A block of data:
▬▬▬

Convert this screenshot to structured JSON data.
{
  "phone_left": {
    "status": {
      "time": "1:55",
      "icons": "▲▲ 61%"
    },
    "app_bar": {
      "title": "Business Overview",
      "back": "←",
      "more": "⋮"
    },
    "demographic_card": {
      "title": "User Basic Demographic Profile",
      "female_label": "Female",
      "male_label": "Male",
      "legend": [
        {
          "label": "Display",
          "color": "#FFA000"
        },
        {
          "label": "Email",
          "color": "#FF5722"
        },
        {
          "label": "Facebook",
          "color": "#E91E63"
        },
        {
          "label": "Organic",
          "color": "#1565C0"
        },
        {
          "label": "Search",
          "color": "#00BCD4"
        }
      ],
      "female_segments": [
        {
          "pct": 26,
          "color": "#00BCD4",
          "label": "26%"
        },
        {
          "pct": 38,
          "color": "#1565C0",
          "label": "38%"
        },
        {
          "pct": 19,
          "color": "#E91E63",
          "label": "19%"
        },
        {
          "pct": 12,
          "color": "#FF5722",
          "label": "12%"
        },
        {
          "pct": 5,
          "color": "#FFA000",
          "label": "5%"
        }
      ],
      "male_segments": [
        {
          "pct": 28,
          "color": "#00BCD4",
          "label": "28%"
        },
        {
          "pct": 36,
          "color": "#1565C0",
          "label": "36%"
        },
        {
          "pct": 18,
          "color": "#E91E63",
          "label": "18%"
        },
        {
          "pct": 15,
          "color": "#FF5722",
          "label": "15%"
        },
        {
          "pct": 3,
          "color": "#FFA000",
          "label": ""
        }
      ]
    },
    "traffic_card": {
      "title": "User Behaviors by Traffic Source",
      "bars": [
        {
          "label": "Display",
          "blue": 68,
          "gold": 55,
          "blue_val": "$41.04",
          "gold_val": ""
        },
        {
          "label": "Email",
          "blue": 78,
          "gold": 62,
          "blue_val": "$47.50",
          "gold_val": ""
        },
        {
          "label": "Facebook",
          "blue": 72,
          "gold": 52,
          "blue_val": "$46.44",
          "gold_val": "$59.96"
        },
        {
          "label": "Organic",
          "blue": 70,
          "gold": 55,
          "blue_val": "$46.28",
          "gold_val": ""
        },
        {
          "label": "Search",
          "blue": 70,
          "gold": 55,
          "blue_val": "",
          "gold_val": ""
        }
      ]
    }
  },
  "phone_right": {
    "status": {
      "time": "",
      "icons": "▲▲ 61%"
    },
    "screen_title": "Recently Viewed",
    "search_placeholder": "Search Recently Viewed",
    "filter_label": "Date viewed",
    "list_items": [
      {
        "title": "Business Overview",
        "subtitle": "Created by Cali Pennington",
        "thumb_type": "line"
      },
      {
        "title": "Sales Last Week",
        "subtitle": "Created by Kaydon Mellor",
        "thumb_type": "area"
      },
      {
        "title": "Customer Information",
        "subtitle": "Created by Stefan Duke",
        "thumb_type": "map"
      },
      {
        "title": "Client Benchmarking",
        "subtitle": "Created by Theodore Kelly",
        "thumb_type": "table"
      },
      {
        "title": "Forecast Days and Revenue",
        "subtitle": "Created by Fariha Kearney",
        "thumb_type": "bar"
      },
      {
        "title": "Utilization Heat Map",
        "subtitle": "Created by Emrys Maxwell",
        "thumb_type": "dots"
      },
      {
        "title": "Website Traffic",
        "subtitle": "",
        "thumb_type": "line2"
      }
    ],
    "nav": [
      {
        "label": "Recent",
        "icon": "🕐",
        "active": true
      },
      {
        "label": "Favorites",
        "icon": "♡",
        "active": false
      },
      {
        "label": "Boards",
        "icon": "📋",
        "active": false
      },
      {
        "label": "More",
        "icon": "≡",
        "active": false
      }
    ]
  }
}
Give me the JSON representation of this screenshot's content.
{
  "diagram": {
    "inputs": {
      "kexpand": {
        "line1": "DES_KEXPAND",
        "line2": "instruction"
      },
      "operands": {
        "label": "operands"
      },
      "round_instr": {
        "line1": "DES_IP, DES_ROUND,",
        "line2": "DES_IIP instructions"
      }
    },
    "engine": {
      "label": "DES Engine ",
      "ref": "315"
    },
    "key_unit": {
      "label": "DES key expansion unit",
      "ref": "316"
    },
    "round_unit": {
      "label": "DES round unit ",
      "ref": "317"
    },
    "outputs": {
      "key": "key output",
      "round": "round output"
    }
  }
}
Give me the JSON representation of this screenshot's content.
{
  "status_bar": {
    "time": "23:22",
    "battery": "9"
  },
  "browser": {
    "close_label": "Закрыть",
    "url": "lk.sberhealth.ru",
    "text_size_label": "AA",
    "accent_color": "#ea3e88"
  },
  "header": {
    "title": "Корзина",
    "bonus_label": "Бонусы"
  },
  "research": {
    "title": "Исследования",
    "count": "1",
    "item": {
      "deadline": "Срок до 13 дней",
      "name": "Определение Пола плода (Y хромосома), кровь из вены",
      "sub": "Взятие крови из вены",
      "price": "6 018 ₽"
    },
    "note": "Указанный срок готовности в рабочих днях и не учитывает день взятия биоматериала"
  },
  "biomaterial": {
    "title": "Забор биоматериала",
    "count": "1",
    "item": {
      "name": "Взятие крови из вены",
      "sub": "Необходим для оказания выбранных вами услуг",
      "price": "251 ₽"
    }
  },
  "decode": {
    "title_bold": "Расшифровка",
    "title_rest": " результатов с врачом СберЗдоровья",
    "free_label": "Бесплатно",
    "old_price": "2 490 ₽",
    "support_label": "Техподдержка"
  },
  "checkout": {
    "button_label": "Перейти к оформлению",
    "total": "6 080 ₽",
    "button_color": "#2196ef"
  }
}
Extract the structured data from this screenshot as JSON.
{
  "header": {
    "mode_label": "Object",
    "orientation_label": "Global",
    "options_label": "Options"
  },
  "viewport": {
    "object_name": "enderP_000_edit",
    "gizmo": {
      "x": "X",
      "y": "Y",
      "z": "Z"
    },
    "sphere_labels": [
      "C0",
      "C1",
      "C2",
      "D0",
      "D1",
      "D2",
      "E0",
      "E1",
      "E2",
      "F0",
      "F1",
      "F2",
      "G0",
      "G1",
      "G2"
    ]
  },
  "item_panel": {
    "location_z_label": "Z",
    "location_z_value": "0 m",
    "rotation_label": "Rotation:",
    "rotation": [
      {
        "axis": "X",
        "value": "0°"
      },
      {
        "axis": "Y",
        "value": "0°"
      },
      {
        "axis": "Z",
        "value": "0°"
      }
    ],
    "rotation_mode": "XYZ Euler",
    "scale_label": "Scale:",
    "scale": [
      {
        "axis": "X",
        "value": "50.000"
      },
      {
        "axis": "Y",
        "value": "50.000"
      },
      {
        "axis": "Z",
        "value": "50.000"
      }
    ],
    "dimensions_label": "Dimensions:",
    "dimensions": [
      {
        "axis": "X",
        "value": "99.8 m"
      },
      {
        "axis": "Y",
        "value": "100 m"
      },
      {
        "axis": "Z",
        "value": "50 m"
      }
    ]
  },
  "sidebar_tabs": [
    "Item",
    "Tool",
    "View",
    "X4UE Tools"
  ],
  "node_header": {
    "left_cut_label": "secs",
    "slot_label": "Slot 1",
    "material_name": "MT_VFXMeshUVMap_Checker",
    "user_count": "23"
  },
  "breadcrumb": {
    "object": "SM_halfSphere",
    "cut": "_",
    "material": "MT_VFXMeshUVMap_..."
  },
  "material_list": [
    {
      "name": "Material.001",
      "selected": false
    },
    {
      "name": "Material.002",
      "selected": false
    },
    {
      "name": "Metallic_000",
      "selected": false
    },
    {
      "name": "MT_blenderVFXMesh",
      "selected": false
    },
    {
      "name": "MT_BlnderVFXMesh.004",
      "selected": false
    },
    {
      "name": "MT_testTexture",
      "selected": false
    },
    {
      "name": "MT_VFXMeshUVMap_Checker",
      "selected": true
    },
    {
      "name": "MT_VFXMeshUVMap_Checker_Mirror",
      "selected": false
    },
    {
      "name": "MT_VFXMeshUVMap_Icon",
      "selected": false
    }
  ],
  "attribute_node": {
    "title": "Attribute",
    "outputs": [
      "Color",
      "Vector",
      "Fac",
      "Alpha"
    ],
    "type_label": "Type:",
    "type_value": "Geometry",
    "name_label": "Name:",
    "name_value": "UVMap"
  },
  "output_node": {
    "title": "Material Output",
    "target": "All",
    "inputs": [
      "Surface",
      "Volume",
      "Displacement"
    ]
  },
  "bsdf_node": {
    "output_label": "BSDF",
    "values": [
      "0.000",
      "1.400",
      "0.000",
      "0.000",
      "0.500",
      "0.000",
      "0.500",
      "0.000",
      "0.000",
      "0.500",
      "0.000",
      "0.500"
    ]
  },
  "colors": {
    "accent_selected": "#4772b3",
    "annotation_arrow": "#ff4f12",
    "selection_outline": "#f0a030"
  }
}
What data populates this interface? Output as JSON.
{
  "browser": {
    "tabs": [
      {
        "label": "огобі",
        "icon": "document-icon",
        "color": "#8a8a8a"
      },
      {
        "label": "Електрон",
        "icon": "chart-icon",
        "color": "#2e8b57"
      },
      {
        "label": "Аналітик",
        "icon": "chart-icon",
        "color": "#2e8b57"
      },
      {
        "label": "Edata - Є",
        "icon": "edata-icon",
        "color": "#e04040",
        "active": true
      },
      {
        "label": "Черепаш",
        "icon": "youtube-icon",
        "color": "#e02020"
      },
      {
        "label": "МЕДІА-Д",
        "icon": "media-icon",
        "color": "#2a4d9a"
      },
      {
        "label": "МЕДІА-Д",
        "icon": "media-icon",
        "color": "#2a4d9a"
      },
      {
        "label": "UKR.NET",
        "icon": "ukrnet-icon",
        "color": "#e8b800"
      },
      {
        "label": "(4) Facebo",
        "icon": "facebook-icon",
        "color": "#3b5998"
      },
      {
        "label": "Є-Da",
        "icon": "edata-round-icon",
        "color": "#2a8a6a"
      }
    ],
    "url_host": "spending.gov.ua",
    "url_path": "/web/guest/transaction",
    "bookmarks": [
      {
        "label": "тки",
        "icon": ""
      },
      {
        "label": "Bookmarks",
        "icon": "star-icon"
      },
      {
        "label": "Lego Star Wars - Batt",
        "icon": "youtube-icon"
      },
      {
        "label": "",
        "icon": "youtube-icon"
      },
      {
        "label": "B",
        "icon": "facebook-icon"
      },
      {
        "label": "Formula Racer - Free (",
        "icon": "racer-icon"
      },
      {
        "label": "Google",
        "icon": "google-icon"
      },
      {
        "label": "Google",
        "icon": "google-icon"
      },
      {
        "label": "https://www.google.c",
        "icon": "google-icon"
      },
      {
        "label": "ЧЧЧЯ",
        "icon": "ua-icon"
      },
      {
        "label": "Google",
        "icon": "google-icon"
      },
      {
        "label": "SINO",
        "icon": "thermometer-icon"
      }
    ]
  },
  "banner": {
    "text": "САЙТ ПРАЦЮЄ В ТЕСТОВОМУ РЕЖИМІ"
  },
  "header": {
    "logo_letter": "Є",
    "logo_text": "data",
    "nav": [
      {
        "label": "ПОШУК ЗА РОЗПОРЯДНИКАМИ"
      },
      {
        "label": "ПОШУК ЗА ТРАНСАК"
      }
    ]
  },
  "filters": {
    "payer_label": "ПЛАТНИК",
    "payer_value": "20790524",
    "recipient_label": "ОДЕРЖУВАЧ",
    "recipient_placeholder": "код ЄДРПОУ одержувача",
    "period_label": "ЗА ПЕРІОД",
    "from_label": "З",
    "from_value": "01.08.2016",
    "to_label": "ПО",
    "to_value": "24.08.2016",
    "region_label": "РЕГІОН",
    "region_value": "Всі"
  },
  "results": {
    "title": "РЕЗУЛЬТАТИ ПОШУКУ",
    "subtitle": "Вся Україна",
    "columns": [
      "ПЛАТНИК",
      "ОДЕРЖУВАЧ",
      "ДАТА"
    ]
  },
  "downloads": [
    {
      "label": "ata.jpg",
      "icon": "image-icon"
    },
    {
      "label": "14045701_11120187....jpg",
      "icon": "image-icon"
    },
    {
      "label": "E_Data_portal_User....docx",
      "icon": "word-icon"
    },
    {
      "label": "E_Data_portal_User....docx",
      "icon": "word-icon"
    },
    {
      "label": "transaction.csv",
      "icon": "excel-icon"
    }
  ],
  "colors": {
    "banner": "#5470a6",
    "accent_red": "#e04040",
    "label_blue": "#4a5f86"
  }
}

▬▬▬

→ PROBLEM REQUIREMENTS:
Go through the material above and copy each line that has the word "Recently".

→ RESULT OF THIS TASK:
    "screen_title": "Recently Viewed",
    "search_placeholder": "Search Recently Viewed",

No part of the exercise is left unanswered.